SOURCE RECORDS:
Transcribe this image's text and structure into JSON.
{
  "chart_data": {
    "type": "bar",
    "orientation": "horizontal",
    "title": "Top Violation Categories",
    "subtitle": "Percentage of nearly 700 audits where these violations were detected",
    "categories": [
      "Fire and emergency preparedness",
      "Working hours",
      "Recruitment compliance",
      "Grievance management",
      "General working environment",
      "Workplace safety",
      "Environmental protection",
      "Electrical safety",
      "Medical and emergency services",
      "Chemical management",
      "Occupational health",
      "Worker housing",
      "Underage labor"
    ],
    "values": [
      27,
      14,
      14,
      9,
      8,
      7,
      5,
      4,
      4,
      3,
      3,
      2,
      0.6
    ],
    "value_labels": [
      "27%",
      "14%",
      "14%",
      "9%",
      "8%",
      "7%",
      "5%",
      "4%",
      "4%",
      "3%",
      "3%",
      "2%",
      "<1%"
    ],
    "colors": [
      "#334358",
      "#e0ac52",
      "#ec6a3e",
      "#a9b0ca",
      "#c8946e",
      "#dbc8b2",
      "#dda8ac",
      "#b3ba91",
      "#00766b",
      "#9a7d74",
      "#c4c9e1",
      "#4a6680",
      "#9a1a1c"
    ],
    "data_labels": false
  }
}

EXERCISE: Return every line exactly.

PROBLEM SOLUTION:
Transcribe this image's text and structure into JSON.
{
  "chart_data": {
    "type": "bar",
    "orientation": "horizontal",
    "title": "Top Violation Categories",
    "subtitle": "Percentage of nearly 700 audits where these violations were detected",
    "categories": [
      "Fire and emergency preparedness",
      "Working hours",
      "Recruitment compliance",
      "Grievance management",
      "General working environment",
      "Workplace safety",
      "Environmental protection",
      "Electrical safety",
      "Medical and emergency services",
      "Chemical management",
      "Occupational health",
      "Worker housing",
      "Underage labor"
    ],
    "values": [
      27,
      14,
      14,
      9,
      8,
      7,
      5,
      4,
      4,
      3,
      3,
      2,
      0.6
    ],
    "value_labels": [
      "27%",
      "14%",
      "14%",
      "9%",
      "8%",
      "7%",
      "5%",
      "4%",
      "4%",
      "3%",
      "3%",
      "2%",
      "<1%"
    ],
    "colors": [
      "#334358",
      "#e0ac52",
      "#ec6a3e",
      "#a9b0ca",
      "#c8946e",
      "#dbc8b2",
      "#dda8ac",
      "#b3ba91",
      "#00766b",
      "#9a7d74",
      "#c4c9e1",
      "#4a6680",
      "#9a1a1c"
    ],
    "data_labels": false
  }
}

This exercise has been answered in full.